Stated goal:
Check each line of the material below, and copy it if it holds the string "และความถน".

(Dataset entries)
============

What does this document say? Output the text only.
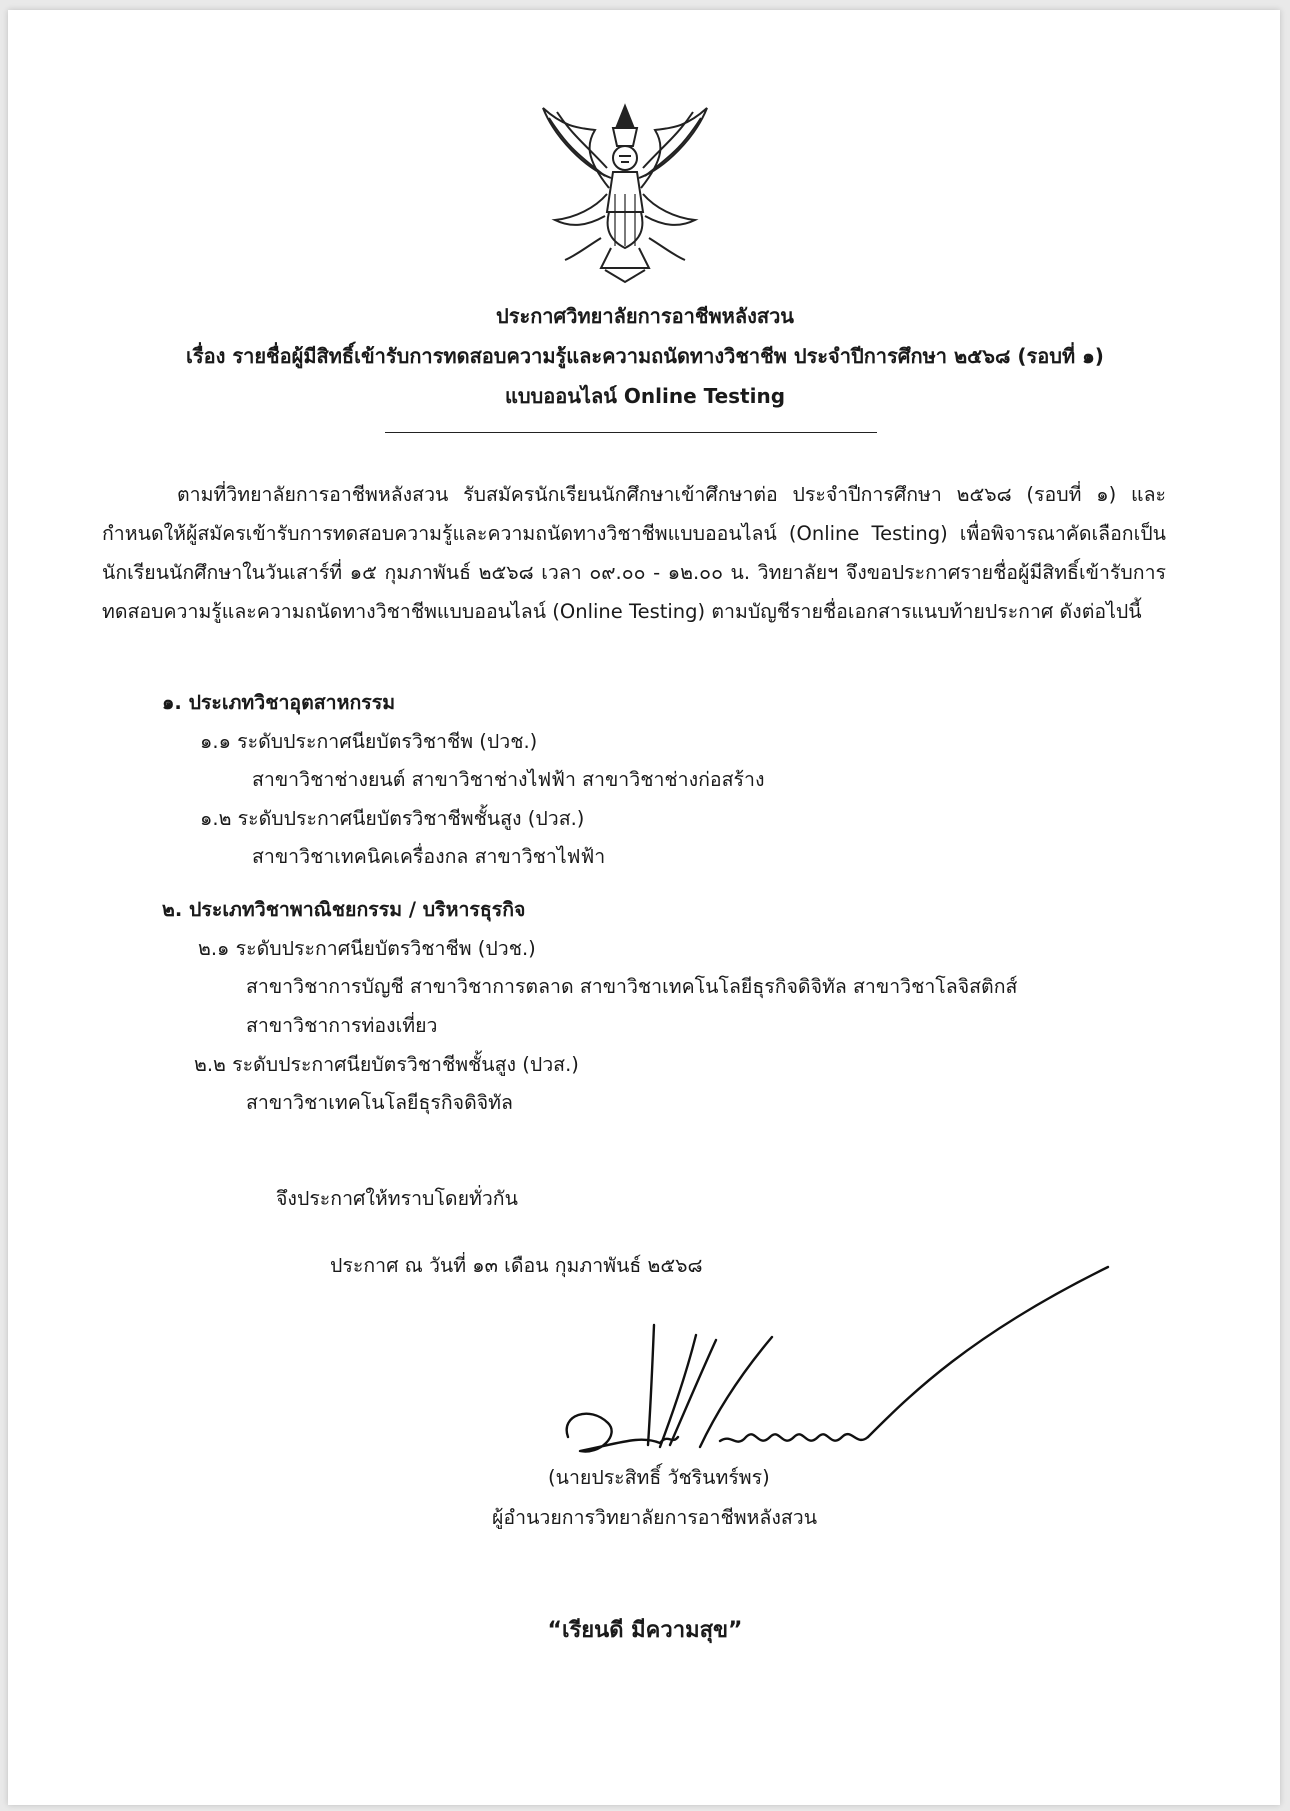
ประกาศวิทยาลัยการอาชีพหลังสวน
เรื่อง รายชื่อผู้มีสิทธิ์เข้ารับการทดสอบความรู้และความถนัดทางวิชาชีพ ประจำปีการศึกษา ๒๕๖๘ (รอบที่ ๑)
แบบออนไลน์ Online Testing
ตามที่วิทยาลัยการอาชีพหลังสวน รับสมัครนักเรียนนักศึกษาเข้าศึกษาต่อ ประจำปีการศึกษา ๒๕๖๘ (รอบที่ ๑) และกำหนดให้ผู้สมัครเข้ารับการทดสอบความรู้และความถนัดทางวิชาชีพแบบออนไลน์ (Online Testing) เพื่อพิจารณาคัดเลือกเป็นนักเรียนนักศึกษาในวันเสาร์ที่ ๑๕ กุมภาพันธ์ ๒๕๖๘ เวลา ๐๙.๐๐ - ๑๒.๐๐ น. วิทยาลัยฯ จึงขอประกาศรายชื่อผู้มีสิทธิ์เข้ารับการทดสอบความรู้และความถนัดทางวิชาชีพแบบออนไลน์ (Online Testing) ตามบัญชีรายชื่อเอกสารแนบท้ายประกาศ ดังต่อไปนี้
๑. ประเภทวิชาอุตสาหกรรม
๑.๑ ระดับประกาศนียบัตรวิชาชีพ (ปวช.)
สาขาวิชาช่างยนต์ สาขาวิชาช่างไฟฟ้า สาขาวิชาช่างก่อสร้าง
๑.๒ ระดับประกาศนียบัตรวิชาชีพชั้นสูง (ปวส.)
สาขาวิชาเทคนิคเครื่องกล สาขาวิชาไฟฟ้า
๒. ประเภทวิชาพาณิชยกรรม / บริหารธุรกิจ
๒.๑ ระดับประกาศนียบัตรวิชาชีพ (ปวช.)
สาขาวิชาการบัญชี สาขาวิชาการตลาด สาขาวิชาเทคโนโลยีธุรกิจดิจิทัล สาขาวิชาโลจิสติกส์
สาขาวิชาการท่องเที่ยว
๒.๒ ระดับประกาศนียบัตรวิชาชีพชั้นสูง (ปวส.)
สาขาวิชาเทคโนโลยีธุรกิจดิจิทัล
จึงประกาศให้ทราบโดยทั่วกัน
ประกาศ ณ วันที่ ๑๓ เดือน กุมภาพันธ์ ๒๕๖๘
(นายประสิทธิ์ วัชรินทร์พร)
ผู้อำนวยการวิทยาลัยการอาชีพหลังสวน
“เรียนดี มีความสุข”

============

Complete response:
เรื่อง รายชื่อผู้มีสิทธิ์เข้ารับการทดสอบความรู้และความถนัดทางวิชาชีพ ประจำปีการศึกษา ๒๕๖๘ (รอบที่ ๑)
ตามที่วิทยาลัยการอาชีพหลังสวน รับสมัครนักเรียนนักศึกษาเข้าศึกษาต่อ ประจำปีการศึกษา ๒๕๖๘ (รอบที่ ๑) และกำหนดให้ผู้สมัครเข้ารับการทดสอบความรู้และความถนัดทางวิชาชีพแบบออนไลน์ (Online Testing) เพื่อพิจารณาคัดเลือกเป็นนักเรียนนักศึกษาในวันเสาร์ที่ ๑๕ กุมภาพันธ์ ๒๕๖๘ เวลา ๐๙.๐๐ - ๑๒.๐๐ น. วิทยาลัยฯ จึงขอประกาศรายชื่อผู้มีสิทธิ์เข้ารับการทดสอบความรู้และความถนัดทางวิชาชีพแบบออนไลน์ (Online Testing) ตามบัญชีรายชื่อเอกสารแนบท้ายประกาศ ดังต่อไปนี้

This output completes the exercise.